◆ DESCRIPTION OF THE TASK:
Update the records from their first line through the line containing "43, 616, 55]" by changing "pole-x-mark" to "pole-cross-mark" and leaving everything else unchanged. Give only those lines.

◆ MATERIAL PROVIDED:
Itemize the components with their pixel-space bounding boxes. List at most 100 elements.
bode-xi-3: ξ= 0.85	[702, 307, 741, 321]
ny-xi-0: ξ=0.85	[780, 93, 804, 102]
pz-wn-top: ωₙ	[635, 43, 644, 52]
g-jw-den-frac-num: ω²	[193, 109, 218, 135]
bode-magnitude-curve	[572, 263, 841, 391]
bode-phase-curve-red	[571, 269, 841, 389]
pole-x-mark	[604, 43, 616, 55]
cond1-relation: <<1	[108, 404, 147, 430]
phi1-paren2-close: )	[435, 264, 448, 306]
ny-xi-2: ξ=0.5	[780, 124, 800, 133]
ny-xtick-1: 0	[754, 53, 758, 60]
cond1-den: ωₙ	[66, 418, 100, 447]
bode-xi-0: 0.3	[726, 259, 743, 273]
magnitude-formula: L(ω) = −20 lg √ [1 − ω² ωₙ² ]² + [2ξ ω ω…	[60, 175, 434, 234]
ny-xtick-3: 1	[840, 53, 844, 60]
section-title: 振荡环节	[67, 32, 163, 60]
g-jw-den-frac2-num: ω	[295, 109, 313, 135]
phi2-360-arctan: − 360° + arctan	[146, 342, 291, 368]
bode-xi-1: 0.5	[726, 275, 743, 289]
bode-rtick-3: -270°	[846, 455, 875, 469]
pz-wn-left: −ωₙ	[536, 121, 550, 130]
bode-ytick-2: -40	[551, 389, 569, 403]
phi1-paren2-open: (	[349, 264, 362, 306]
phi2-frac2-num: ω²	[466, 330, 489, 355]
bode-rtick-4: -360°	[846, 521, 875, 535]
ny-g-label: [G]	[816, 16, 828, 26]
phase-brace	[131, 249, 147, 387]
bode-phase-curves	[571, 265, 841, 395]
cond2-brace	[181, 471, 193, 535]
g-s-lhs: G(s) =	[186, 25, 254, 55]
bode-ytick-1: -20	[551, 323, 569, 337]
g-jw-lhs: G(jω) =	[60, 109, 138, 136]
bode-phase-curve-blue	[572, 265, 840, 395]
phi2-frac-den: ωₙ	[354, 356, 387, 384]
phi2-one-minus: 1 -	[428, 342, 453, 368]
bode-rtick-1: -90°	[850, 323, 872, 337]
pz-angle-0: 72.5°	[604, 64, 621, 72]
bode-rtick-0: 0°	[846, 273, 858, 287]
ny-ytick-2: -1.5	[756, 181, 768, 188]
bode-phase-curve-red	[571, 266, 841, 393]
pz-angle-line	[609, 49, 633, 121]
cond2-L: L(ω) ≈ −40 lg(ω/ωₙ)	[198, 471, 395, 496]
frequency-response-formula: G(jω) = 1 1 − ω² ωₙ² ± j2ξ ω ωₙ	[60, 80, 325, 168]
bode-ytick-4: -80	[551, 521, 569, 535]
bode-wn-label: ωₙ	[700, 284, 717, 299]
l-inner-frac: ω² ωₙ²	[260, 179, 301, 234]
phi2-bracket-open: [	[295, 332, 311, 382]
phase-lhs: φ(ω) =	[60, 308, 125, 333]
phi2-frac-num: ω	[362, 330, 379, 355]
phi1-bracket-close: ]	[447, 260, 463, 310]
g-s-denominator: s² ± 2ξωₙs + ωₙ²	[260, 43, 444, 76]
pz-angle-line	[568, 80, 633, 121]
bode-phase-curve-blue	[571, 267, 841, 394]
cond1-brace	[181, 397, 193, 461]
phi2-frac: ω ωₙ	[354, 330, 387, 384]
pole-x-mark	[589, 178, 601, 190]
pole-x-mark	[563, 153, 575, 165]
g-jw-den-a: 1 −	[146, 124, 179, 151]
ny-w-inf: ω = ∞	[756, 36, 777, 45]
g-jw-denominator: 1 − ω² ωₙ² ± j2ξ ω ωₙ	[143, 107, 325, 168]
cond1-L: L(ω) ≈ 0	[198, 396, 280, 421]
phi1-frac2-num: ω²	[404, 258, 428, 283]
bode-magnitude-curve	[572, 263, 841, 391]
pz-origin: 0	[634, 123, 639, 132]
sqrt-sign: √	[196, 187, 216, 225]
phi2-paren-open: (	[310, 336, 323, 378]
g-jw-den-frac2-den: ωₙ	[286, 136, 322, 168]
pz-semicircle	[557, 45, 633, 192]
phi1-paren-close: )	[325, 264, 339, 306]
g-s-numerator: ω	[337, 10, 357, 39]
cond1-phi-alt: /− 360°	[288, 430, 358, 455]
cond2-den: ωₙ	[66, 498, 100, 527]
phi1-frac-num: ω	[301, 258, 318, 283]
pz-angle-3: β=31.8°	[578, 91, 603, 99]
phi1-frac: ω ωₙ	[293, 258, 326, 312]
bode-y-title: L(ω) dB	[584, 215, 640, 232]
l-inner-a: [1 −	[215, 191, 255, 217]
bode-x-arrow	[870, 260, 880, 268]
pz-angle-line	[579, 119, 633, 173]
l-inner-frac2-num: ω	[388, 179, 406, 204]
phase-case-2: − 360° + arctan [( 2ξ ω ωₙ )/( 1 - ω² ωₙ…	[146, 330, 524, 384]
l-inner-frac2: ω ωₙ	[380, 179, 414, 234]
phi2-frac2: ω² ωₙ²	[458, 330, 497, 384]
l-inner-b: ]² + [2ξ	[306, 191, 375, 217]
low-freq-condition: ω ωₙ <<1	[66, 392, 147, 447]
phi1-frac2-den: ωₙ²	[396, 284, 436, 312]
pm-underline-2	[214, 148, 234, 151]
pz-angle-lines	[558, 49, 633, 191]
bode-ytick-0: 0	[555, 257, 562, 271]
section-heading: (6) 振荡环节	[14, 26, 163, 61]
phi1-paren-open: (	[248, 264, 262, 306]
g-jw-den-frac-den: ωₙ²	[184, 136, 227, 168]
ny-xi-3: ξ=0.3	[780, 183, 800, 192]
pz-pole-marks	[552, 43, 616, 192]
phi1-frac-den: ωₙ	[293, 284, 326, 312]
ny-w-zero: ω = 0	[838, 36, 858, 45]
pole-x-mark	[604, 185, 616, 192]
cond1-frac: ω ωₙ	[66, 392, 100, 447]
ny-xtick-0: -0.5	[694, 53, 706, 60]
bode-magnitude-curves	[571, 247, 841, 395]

◆ REPLY:
Itemize the components with their pixel-space bounding boxes. List at most 100 elements.
bode-xi-3: ξ= 0.85	[702, 307, 741, 321]
ny-xi-0: ξ=0.85	[780, 93, 804, 102]
pz-wn-top: ωₙ	[635, 43, 644, 52]
g-jw-den-frac-num: ω²	[193, 109, 218, 135]
bode-magnitude-curve	[572, 263, 841, 391]
bode-phase-curve-red	[571, 269, 841, 389]
pole-cross-mark	[604, 43, 616, 55]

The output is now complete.